PROBLEM STATEMENT :: Check every line for the word "отношении" and give the number of lines where it occurs, nothing else.

--- Begin RECORDS FOR THE TASK ---

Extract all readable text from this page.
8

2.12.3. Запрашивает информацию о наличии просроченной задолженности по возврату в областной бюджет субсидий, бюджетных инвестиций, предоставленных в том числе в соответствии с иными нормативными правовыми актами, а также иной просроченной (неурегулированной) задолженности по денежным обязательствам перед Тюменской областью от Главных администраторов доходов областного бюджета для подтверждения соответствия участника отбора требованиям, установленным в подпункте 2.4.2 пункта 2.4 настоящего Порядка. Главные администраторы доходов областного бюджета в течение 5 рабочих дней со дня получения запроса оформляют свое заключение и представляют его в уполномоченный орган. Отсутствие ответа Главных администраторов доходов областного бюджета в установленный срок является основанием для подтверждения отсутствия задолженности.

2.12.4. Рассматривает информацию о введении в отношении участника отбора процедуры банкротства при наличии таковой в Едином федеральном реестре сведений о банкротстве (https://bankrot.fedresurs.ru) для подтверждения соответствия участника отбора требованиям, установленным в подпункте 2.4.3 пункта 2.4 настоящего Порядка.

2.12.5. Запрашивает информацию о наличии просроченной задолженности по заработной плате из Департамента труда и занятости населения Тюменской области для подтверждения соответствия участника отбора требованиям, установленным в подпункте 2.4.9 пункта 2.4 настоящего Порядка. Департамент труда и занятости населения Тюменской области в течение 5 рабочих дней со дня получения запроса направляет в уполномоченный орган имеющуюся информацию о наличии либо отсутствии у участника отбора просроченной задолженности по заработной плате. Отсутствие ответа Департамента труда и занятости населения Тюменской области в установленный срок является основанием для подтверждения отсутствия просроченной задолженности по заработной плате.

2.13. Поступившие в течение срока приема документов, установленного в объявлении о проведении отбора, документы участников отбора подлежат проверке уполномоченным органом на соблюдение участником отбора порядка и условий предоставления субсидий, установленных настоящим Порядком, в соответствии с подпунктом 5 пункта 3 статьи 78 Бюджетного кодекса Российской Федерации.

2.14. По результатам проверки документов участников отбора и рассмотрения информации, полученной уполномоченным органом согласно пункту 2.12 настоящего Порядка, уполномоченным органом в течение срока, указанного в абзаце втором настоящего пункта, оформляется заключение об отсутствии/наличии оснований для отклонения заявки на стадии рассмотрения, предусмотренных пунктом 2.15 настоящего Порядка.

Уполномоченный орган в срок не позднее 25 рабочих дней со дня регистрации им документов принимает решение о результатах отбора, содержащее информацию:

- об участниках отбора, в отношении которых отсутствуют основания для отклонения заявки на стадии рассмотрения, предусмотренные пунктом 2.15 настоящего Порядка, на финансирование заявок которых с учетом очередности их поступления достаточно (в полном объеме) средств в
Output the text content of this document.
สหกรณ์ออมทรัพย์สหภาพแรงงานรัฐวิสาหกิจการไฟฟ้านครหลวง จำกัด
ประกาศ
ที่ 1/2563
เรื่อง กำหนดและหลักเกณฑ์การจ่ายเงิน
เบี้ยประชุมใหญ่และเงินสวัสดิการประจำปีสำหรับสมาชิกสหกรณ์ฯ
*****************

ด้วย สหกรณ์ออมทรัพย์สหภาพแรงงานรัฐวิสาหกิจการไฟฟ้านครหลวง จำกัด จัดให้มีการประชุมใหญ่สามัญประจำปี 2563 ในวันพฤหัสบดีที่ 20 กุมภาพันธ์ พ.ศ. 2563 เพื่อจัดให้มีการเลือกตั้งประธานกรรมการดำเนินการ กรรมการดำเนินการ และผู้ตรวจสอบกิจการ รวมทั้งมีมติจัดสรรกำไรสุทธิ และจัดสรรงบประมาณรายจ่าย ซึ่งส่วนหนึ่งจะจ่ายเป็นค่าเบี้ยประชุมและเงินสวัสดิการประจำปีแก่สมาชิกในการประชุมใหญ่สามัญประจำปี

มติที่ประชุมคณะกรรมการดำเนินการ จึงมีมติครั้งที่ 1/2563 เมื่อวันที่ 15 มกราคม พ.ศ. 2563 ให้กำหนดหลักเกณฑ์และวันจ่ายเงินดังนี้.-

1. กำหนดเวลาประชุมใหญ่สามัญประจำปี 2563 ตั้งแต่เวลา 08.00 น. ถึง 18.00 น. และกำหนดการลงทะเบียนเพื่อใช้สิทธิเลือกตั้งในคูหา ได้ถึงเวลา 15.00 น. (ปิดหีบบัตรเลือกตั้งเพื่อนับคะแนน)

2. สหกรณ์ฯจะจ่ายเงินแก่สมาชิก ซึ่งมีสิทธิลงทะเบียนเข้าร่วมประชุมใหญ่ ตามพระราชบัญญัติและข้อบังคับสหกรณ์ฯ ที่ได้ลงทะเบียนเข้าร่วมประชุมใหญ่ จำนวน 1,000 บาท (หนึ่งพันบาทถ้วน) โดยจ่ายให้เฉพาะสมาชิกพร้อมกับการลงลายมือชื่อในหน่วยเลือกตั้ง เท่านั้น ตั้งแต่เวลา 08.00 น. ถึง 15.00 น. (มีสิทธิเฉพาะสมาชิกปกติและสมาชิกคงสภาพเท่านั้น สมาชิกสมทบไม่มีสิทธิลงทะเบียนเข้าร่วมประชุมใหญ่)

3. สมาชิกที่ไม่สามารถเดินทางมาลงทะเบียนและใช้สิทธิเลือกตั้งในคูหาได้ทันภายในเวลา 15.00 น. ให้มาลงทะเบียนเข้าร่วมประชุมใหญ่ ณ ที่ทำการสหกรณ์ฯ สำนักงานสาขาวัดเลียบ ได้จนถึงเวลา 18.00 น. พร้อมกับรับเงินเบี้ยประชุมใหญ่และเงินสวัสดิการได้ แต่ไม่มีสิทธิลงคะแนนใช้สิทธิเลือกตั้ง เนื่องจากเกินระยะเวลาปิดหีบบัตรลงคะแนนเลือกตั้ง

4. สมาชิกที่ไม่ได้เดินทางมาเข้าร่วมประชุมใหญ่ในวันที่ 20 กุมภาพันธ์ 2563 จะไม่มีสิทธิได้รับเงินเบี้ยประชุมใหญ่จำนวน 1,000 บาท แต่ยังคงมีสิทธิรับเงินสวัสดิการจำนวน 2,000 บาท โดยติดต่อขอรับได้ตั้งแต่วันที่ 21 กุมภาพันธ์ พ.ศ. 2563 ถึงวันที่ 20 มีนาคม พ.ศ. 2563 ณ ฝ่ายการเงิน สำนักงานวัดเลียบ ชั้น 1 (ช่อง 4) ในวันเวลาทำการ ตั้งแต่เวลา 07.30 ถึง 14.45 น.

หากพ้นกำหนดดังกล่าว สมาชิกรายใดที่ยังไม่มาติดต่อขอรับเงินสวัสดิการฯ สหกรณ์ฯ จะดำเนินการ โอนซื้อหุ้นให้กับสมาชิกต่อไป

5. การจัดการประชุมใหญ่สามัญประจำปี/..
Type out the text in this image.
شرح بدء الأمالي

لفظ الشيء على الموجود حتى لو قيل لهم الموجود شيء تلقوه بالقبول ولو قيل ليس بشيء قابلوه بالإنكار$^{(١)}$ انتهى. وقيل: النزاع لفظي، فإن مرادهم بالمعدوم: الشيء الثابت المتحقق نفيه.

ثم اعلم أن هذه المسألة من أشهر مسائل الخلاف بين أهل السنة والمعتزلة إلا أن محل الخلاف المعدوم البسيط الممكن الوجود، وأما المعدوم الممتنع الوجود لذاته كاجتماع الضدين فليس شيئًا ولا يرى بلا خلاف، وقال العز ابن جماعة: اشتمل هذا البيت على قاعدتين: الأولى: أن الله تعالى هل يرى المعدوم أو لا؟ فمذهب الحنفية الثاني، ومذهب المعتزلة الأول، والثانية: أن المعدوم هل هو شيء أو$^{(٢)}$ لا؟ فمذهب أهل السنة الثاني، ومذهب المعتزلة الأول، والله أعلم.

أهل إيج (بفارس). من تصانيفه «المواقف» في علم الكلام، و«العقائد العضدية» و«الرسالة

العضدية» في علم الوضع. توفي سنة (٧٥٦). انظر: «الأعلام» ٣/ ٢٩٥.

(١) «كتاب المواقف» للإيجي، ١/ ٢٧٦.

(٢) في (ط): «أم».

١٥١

--- End RECORDS FOR THE TASK ---

RESPONSE FOR THIS EXERCISE :: 2